Saved entries:
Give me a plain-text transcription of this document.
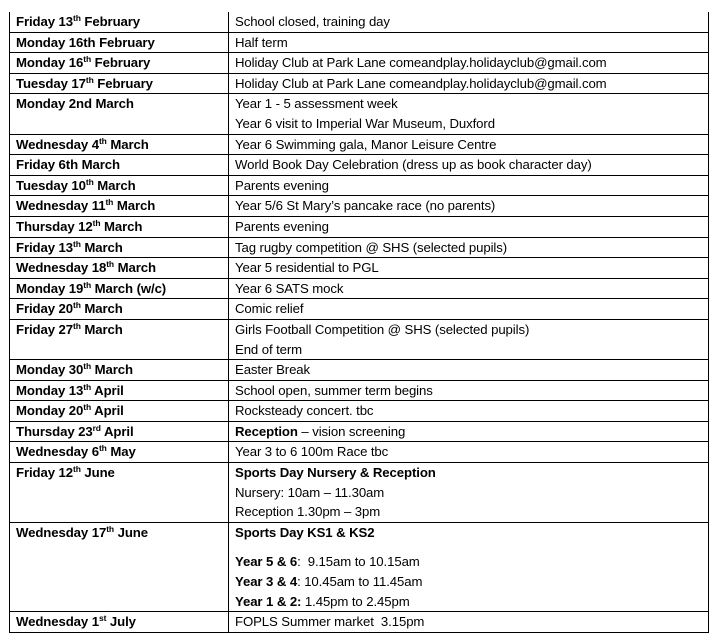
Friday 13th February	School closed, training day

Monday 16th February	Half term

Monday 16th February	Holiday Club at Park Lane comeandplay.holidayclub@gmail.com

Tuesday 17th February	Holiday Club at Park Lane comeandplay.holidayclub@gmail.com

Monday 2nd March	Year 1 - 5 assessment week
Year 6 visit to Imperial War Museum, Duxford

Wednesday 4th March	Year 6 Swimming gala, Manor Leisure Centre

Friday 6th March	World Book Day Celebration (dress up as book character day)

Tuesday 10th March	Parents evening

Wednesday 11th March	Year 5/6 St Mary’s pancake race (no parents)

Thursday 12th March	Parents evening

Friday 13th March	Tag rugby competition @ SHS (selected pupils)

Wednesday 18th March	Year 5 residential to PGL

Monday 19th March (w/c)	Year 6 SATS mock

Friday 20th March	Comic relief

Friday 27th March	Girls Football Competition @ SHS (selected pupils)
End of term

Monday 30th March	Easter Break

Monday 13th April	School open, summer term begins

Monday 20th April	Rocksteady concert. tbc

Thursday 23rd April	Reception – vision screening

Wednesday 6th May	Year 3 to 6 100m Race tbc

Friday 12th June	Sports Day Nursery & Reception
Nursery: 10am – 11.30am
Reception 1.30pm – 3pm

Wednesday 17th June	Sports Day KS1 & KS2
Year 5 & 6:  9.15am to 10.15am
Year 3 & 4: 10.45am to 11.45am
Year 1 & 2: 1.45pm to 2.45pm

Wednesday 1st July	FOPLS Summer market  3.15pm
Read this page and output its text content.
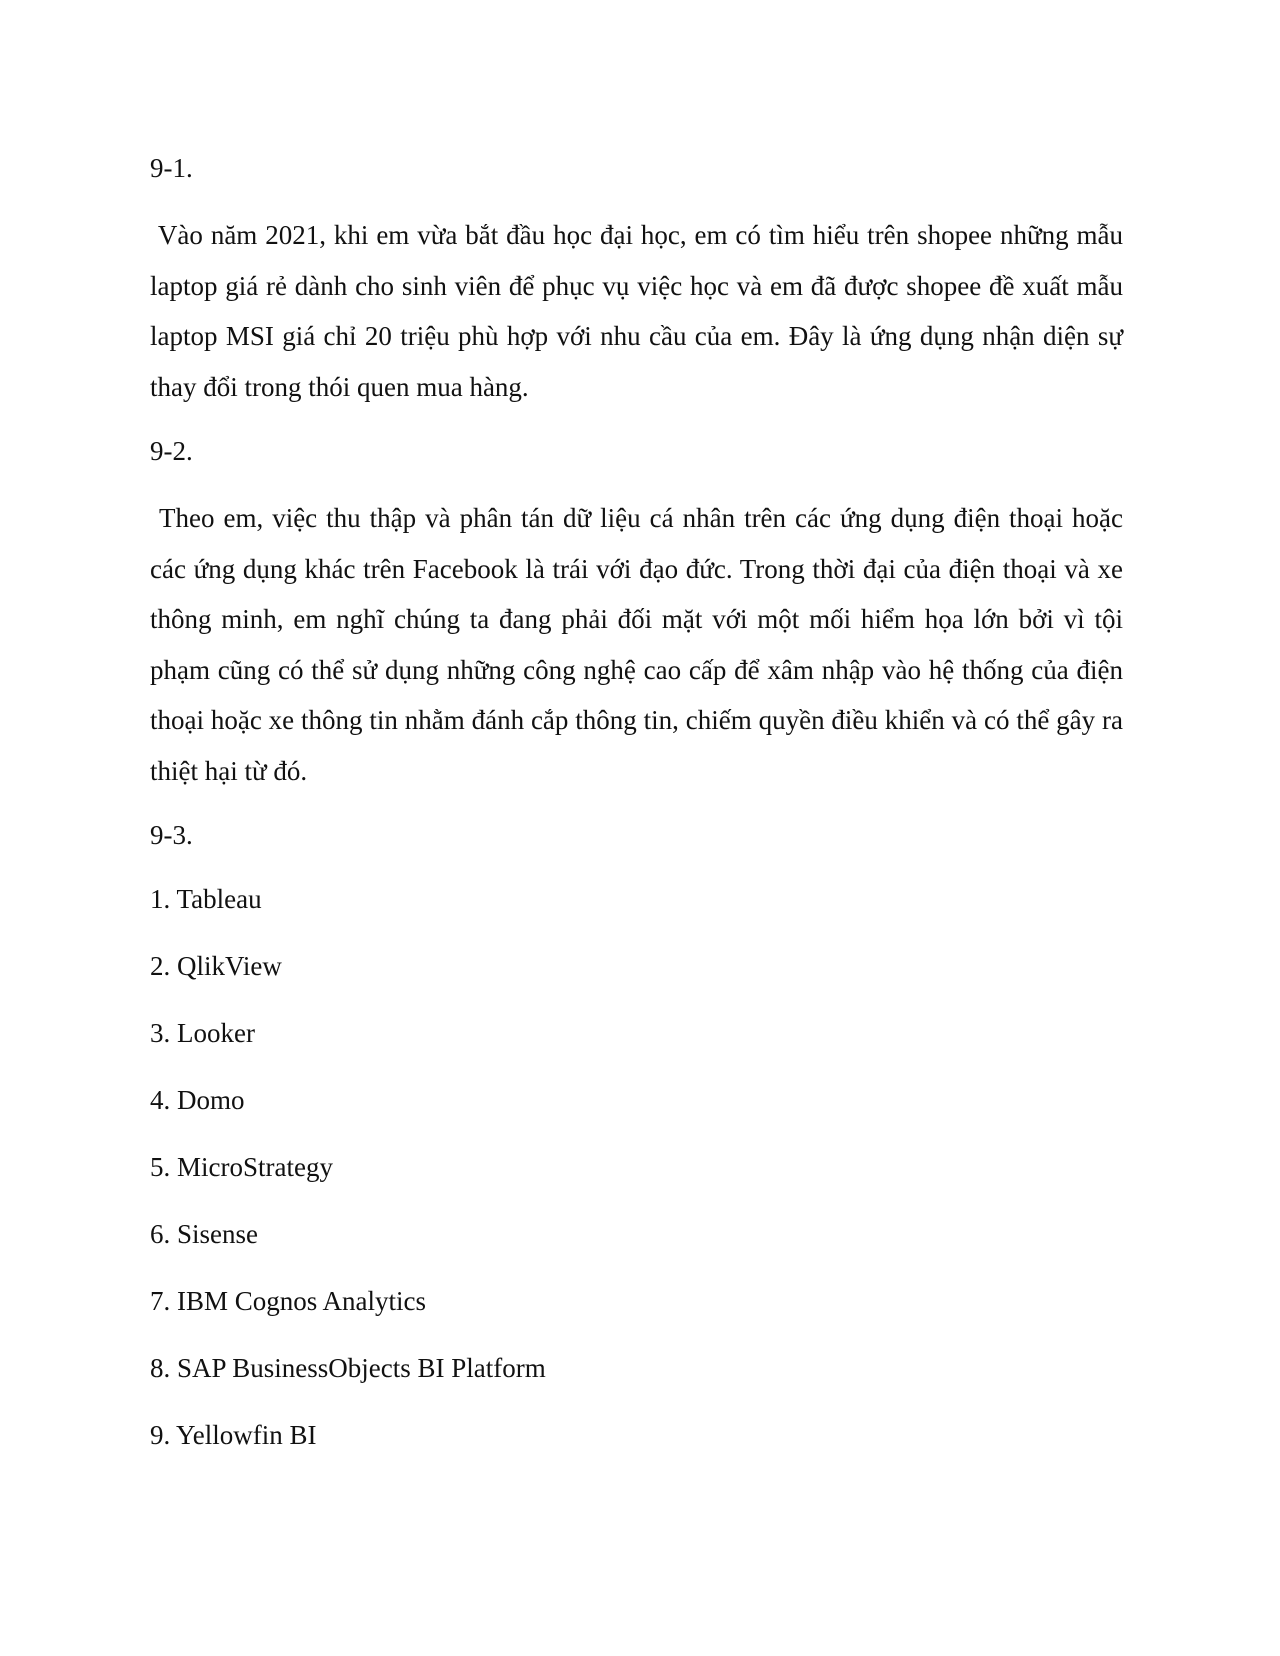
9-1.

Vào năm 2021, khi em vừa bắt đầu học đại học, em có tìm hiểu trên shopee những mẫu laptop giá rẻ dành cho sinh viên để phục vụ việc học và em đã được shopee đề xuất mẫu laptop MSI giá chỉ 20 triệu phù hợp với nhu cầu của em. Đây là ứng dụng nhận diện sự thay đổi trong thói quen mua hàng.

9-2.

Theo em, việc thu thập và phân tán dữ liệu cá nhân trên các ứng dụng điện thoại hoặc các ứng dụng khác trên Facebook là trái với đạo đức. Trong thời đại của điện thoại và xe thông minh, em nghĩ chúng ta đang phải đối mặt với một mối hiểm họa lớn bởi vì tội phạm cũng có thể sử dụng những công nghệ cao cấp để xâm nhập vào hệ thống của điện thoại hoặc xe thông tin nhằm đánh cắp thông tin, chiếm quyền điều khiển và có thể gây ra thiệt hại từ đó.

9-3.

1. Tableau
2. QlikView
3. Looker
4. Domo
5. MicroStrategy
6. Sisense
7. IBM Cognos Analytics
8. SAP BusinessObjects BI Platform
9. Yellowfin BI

▸ **PROBLEM STATEMENT**
Transcribe every entry word for word, but skip the pictures.

▸ **EXERCISE RESULT**
Give me a plain-text transcription of this document.
Friday 13th February	School closed, training day

Monday 16th February	Half term

Monday 16th February	Holiday Club at Park Lane comeandplay.holidayclub@gmail.com

Tuesday 17th February	Holiday Club at Park Lane comeandplay.holidayclub@gmail.com

Monday 2nd March	Year 1 - 5 assessment week
Year 6 visit to Imperial War Museum, Duxford

Wednesday 4th March	Year 6 Swimming gala, Manor Leisure Centre

Friday 6th March	World Book Day Celebration (dress up as book character day)

Tuesday 10th March	Parents evening

Wednesday 11th March	Year 5/6 St Mary’s pancake race (no parents)

Thursday 12th March	Parents evening

Friday 13th March	Tag rugby competition @ SHS (selected pupils)

Wednesday 18th March	Year 5 residential to PGL

Monday 19th March (w/c)	Year 6 SATS mock

Friday 20th March	Comic relief

Friday 27th March	Girls Football Competition @ SHS (selected pupils)
End of term

Monday 30th March	Easter Break

Monday 13th April	School open, summer term begins

Monday 20th April	Rocksteady concert. tbc

Thursday 23rd April	Reception – vision screening

Wednesday 6th May	Year 3 to 6 100m Race tbc

Friday 12th June	Sports Day Nursery & Reception
Nursery: 10am – 11.30am
Reception 1.30pm – 3pm

Wednesday 17th June	Sports Day KS1 & KS2
Year 5 & 6:  9.15am to 10.15am
Year 3 & 4: 10.45am to 11.45am
Year 1 & 2: 1.45pm to 2.45pm

Wednesday 1st July	FOPLS Summer market  3.15pm
Read this page and output its text content.
9-1.

Vào năm 2021, khi em vừa bắt đầu học đại học, em có tìm hiểu trên shopee những mẫu laptop giá rẻ dành cho sinh viên để phục vụ việc học và em đã được shopee đề xuất mẫu laptop MSI giá chỉ 20 triệu phù hợp với nhu cầu của em. Đây là ứng dụng nhận diện sự thay đổi trong thói quen mua hàng.

9-2.

Theo em, việc thu thập và phân tán dữ liệu cá nhân trên các ứng dụng điện thoại hoặc các ứng dụng khác trên Facebook là trái với đạo đức. Trong thời đại của điện thoại và xe thông minh, em nghĩ chúng ta đang phải đối mặt với một mối hiểm họa lớn bởi vì tội phạm cũng có thể sử dụng những công nghệ cao cấp để xâm nhập vào hệ thống của điện thoại hoặc xe thông tin nhằm đánh cắp thông tin, chiếm quyền điều khiển và có thể gây ra thiệt hại từ đó.

9-3.

1. Tableau
2. QlikView
3. Looker
4. Domo
5. MicroStrategy
6. Sisense
7. IBM Cognos Analytics
8. SAP BusinessObjects BI Platform
9. Yellowfin BI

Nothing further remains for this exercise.